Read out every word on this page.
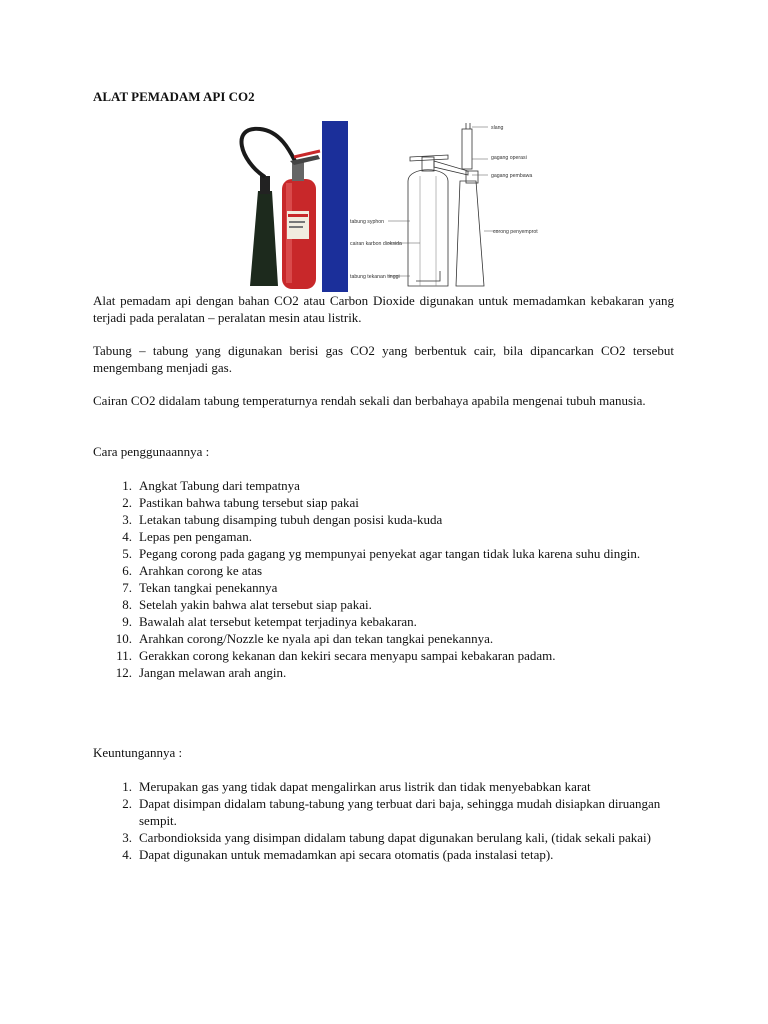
ALAT PEMADAM API CO2
slang
gagang operasi
gagang pembawa
tabung syphon
cairan karbon dioksida
corong penyemprot
tabung tekanan tinggi
Alat pemadam api dengan bahan CO2 atau Carbon Dioxide digunakan untuk memadamkan kebakaran yang terjadi pada peralatan – peralatan mesin atau listrik.
Tabung – tabung yang digunakan berisi gas CO2 yang berbentuk cair, bila dipancarkan CO2 tersebut mengembang menjadi gas.
Cairan CO2 didalam tabung temperaturnya rendah sekali dan berbahaya apabila mengenai tubuh manusia.
Cara penggunaannya :
1. Angkat Tabung dari tempatnya
2. Pastikan bahwa tabung tersebut siap pakai
3. Letakan tabung disamping tubuh dengan posisi kuda-kuda
4. Lepas pen pengaman.
5. Pegang corong pada gagang yg mempunyai penyekat agar tangan tidak luka karena suhu dingin.
6. Arahkan corong ke atas
7. Tekan tangkai penekannya
8. Setelah yakin bahwa alat tersebut siap pakai.
9. Bawalah alat tersebut ketempat terjadinya kebakaran.
10. Arahkan corong/Nozzle ke nyala api dan tekan tangkai penekannya.
11. Gerakkan corong kekanan dan kekiri secara menyapu sampai kebakaran padam.
12. Jangan melawan arah angin.
Keuntungannya :
1. Merupakan gas yang tidak dapat mengalirkan arus listrik dan tidak menyebabkan karat
2. Dapat disimpan didalam tabung-tabung yang terbuat dari baja, sehingga mudah disiapkan diruangan sempit.
3. Carbondioksida yang disimpan didalam tabung dapat digunakan berulang kali, (tidak sekali pakai)
4. Dapat digunakan untuk memadamkan api secara otomatis (pada instalasi tetap).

> _AIM OF THE TASK_:
Search the lines above for the string "tersebut" and copy each line that has it.

> _TASK OUTPUT_:
Tabung – tabung yang digunakan berisi gas CO2 yang berbentuk cair, bila dipancarkan CO2 tersebut mengembang menjadi gas.
2. Pastikan bahwa tabung tersebut siap pakai
8. Setelah yakin bahwa alat tersebut siap pakai.
9. Bawalah alat tersebut ketempat terjadinya kebakaran.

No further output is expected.